Without including any pictures, write out all the entries exactly.

+ + + + +

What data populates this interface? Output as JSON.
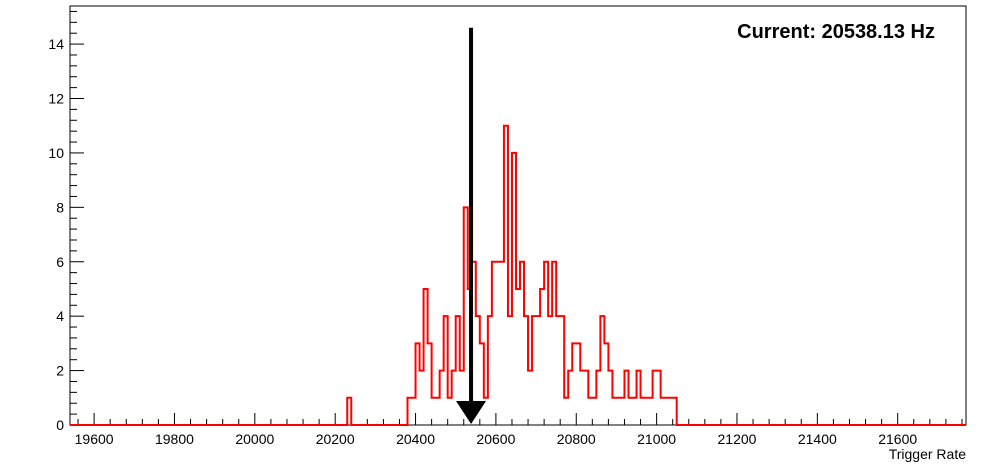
{
  "chart_data": {
    "type": "histogram",
    "title": "",
    "xlabel": "Trigger Rate",
    "ylabel": "",
    "xlim": [
      19540,
      21770
    ],
    "ylim": [
      0,
      15.4
    ],
    "xticks": [
      19600,
      19800,
      20000,
      20200,
      20400,
      20600,
      20800,
      21000,
      21200,
      21400,
      21600
    ],
    "yticks": [
      0,
      2,
      4,
      6,
      8,
      10,
      12,
      14
    ],
    "grid": false,
    "bin_width": 10,
    "series": [
      {
        "color": "#ff0000",
        "bins": [
          [
            20235,
            1
          ],
          [
            20385,
            1
          ],
          [
            20395,
            1
          ],
          [
            20405,
            3
          ],
          [
            20415,
            2
          ],
          [
            20425,
            5
          ],
          [
            20435,
            3
          ],
          [
            20445,
            1
          ],
          [
            20455,
            1
          ],
          [
            20465,
            2
          ],
          [
            20475,
            4
          ],
          [
            20485,
            1
          ],
          [
            20495,
            2
          ],
          [
            20505,
            4
          ],
          [
            20515,
            2
          ],
          [
            20525,
            8
          ],
          [
            20535,
            5
          ],
          [
            20545,
            6
          ],
          [
            20555,
            4
          ],
          [
            20565,
            3
          ],
          [
            20575,
            1
          ],
          [
            20585,
            4
          ],
          [
            20595,
            6
          ],
          [
            20605,
            6
          ],
          [
            20615,
            6
          ],
          [
            20625,
            11
          ],
          [
            20635,
            4
          ],
          [
            20645,
            10
          ],
          [
            20655,
            5
          ],
          [
            20665,
            6
          ],
          [
            20675,
            4
          ],
          [
            20685,
            2
          ],
          [
            20695,
            4
          ],
          [
            20705,
            4
          ],
          [
            20715,
            5
          ],
          [
            20725,
            6
          ],
          [
            20735,
            4
          ],
          [
            20745,
            6
          ],
          [
            20755,
            4
          ],
          [
            20765,
            4
          ],
          [
            20775,
            1
          ],
          [
            20785,
            2
          ],
          [
            20795,
            3
          ],
          [
            20805,
            3
          ],
          [
            20815,
            2
          ],
          [
            20825,
            2
          ],
          [
            20835,
            1
          ],
          [
            20845,
            1
          ],
          [
            20855,
            2
          ],
          [
            20865,
            4
          ],
          [
            20875,
            3
          ],
          [
            20885,
            2
          ],
          [
            20895,
            1
          ],
          [
            20905,
            1
          ],
          [
            20915,
            1
          ],
          [
            20925,
            2
          ],
          [
            20935,
            1
          ],
          [
            20945,
            1
          ],
          [
            20955,
            2
          ],
          [
            20965,
            1
          ],
          [
            20975,
            1
          ],
          [
            20985,
            1
          ],
          [
            20995,
            2
          ],
          [
            21005,
            2
          ],
          [
            21015,
            1
          ],
          [
            21025,
            1
          ],
          [
            21035,
            1
          ],
          [
            21045,
            1
          ]
        ]
      }
    ],
    "marker": {
      "x": 20538.13,
      "y_top": 14.6,
      "color": "#000000"
    },
    "annotation": {
      "text": "Current: 20538.13 Hz",
      "position": "top-right"
    }
  }
}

+ + + + +

Task solution —
What data populates this interface? Output as JSON.
{
  "chart_data": {
    "type": "histogram",
    "title": "",
    "xlabel": "Trigger Rate",
    "ylabel": "",
    "xlim": [
      19540,
      21770
    ],
    "ylim": [
      0,
      15.4
    ],
    "xticks": [
      19600,
      19800,
      20000,
      20200,
      20400,
      20600,
      20800,
      21000,
      21200,
      21400,
      21600
    ],
    "yticks": [
      0,
      2,
      4,
      6,
      8,
      10,
      12,
      14
    ],
    "grid": false,
    "bin_width": 10,
    "series": [
      {
        "color": "#ff0000",
        "bins": [
          [
            20235,
            1
          ],
          [
            20385,
            1
          ],
          [
            20395,
            1
          ],
          [
            20405,
            3
          ],
          [
            20415,
            2
          ],
          [
            20425,
            5
          ],
          [
            20435,
            3
          ],
          [
            20445,
            1
          ],
          [
            20455,
            1
          ],
          [
            20465,
            2
          ],
          [
            20475,
            4
          ],
          [
            20485,
            1
          ],
          [
            20495,
            2
          ],
          [
            20505,
            4
          ],
          [
            20515,
            2
          ],
          [
            20525,
            8
          ],
          [
            20535,
            5
          ],
          [
            20545,
            6
          ],
          [
            20555,
            4
          ],
          [
            20565,
            3
          ],
          [
            20575,
            1
          ],
          [
            20585,
            4
          ],
          [
            20595,
            6
          ],
          [
            20605,
            6
          ],
          [
            20615,
            6
          ],
          [
            20625,
            11
          ],
          [
            20635,
            4
          ],
          [
            20645,
            10
          ],
          [
            20655,
            5
          ],
          [
            20665,
            6
          ],
          [
            20675,
            4
          ],
          [
            20685,
            2
          ],
          [
            20695,
            4
          ],
          [
            20705,
            4
          ],
          [
            20715,
            5
          ],
          [
            20725,
            6
          ],
          [
            20735,
            4
          ],
          [
            20745,
            6
          ],
          [
            20755,
            4
          ],
          [
            20765,
            4
          ],
          [
            20775,
            1
          ],
          [
            20785,
            2
          ],
          [
            20795,
            3
          ],
          [
            20805,
            3
          ],
          [
            20815,
            2
          ],
          [
            20825,
            2
          ],
          [
            20835,
            1
          ],
          [
            20845,
            1
          ],
          [
            20855,
            2
          ],
          [
            20865,
            4
          ],
          [
            20875,
            3
          ],
          [
            20885,
            2
          ],
          [
            20895,
            1
          ],
          [
            20905,
            1
          ],
          [
            20915,
            1
          ],
          [
            20925,
            2
          ],
          [
            20935,
            1
          ],
          [
            20945,
            1
          ],
          [
            20955,
            2
          ],
          [
            20965,
            1
          ],
          [
            20975,
            1
          ],
          [
            20985,
            1
          ],
          [
            20995,
            2
          ],
          [
            21005,
            2
          ],
          [
            21015,
            1
          ],
          [
            21025,
            1
          ],
          [
            21035,
            1
          ],
          [
            21045,
            1
          ]
        ]
      }
    ],
    "marker": {
      "x": 20538.13,
      "y_top": 14.6,
      "color": "#000000"
    },
    "annotation": {
      "text": "Current: 20538.13 Hz",
      "position": "top-right"
    }
  }
}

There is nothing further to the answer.